> **INFORMATION GIVEN**
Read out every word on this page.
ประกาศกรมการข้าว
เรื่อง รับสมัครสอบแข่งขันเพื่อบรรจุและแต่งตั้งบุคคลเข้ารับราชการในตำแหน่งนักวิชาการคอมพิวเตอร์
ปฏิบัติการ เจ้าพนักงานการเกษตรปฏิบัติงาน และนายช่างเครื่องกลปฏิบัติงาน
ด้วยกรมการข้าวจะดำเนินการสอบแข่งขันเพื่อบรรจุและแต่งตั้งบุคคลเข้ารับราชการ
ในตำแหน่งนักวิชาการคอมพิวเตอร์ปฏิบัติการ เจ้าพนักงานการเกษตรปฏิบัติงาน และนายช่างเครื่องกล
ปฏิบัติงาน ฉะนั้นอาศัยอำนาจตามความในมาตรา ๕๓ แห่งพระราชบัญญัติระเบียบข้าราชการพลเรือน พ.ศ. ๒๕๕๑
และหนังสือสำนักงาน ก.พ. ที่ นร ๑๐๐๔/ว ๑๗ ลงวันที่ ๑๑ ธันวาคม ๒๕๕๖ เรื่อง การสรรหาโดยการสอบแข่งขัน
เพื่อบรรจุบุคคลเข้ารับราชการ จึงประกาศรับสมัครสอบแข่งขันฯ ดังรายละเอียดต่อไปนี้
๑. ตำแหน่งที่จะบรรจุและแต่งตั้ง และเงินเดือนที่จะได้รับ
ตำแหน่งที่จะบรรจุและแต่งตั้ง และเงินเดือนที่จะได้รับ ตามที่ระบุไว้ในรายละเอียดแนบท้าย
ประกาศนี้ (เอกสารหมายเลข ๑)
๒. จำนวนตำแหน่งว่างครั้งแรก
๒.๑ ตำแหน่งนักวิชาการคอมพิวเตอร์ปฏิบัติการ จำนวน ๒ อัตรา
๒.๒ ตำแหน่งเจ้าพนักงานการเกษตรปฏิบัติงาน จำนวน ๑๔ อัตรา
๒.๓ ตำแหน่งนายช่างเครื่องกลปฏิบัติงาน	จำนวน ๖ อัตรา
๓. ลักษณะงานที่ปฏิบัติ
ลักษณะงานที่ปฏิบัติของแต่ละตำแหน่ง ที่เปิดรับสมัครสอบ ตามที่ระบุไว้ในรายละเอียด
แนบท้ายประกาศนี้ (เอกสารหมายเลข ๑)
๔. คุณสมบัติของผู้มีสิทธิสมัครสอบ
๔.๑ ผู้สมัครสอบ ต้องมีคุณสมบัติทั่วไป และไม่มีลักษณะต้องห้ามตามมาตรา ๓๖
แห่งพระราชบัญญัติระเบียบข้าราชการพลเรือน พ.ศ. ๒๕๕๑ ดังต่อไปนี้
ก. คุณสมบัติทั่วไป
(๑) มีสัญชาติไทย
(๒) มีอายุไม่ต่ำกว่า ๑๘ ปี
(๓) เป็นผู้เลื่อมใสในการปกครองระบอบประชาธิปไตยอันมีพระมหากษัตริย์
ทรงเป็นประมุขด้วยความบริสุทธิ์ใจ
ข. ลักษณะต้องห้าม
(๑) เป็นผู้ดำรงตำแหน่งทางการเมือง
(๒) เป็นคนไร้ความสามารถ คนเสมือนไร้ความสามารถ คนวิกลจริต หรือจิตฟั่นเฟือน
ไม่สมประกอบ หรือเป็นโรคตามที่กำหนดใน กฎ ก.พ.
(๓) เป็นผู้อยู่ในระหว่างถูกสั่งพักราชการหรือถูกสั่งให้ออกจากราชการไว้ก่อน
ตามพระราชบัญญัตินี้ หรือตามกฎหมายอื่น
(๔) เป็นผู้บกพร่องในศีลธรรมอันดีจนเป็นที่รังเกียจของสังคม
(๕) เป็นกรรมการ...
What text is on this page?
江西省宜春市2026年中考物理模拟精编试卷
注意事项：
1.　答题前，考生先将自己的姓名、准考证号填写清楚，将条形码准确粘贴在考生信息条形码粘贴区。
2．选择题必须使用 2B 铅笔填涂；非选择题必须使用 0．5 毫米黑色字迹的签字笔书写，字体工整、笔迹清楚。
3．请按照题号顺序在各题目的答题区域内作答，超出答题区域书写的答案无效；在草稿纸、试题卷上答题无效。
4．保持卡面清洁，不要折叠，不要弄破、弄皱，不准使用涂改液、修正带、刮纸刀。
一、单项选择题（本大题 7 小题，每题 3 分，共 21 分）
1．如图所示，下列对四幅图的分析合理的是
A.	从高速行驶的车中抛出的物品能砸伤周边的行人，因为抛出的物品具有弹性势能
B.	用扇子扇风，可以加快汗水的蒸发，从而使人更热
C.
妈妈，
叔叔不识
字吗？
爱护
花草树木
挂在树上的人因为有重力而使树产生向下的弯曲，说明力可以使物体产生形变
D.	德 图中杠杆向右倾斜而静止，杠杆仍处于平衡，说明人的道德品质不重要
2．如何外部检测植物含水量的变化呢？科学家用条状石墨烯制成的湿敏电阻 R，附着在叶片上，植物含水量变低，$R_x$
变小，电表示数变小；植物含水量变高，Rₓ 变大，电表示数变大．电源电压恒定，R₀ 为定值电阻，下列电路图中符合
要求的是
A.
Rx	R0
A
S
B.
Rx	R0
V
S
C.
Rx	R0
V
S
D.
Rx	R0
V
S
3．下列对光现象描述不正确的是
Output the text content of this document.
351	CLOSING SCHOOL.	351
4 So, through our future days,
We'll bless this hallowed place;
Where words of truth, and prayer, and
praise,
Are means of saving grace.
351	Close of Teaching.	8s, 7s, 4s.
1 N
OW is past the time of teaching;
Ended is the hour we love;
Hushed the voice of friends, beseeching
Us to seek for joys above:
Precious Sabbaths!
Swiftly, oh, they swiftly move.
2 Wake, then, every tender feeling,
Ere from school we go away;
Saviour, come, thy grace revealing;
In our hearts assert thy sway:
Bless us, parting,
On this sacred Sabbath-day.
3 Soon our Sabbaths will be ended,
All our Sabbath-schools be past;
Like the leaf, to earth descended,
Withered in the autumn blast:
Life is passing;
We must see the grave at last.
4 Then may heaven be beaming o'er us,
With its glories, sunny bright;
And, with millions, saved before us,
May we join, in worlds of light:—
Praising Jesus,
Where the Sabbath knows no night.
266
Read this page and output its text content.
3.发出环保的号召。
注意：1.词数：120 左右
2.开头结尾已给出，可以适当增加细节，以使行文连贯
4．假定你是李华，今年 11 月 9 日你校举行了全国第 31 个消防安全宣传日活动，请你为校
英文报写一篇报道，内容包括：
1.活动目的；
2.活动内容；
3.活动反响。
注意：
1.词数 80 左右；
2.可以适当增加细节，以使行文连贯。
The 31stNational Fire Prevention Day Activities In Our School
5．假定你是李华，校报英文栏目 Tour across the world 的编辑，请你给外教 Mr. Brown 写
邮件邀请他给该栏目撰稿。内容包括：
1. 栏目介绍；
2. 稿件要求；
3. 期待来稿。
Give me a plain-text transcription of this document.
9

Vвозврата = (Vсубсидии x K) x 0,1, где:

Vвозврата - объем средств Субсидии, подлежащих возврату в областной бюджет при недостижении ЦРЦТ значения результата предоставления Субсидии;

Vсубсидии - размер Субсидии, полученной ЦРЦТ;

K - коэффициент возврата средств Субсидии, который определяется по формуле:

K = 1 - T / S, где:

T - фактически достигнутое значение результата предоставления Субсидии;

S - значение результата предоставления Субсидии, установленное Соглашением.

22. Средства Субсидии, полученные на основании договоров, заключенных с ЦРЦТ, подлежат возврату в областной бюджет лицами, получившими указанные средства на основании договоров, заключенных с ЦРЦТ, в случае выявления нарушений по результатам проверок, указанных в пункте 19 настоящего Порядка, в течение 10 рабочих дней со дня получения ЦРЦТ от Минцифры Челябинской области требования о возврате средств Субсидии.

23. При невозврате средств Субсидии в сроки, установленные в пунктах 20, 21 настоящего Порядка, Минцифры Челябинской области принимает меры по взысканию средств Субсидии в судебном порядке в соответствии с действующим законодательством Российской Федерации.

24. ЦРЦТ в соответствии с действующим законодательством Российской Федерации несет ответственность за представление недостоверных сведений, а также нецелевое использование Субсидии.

> **AIM OF THE EXERCISE**
Pull out each line of the listing that holds the string "องกลปฏ".

> **TASK ANSWER**
ปฏิบัติการ เจ้าพนักงานการเกษตรปฏิบัติงาน และนายช่างเครื่องกลปฏิบัติงาน
๒.๓ ตำแหน่งนายช่างเครื่องกลปฏิบัติงาน	จำนวน ๖ อัตรา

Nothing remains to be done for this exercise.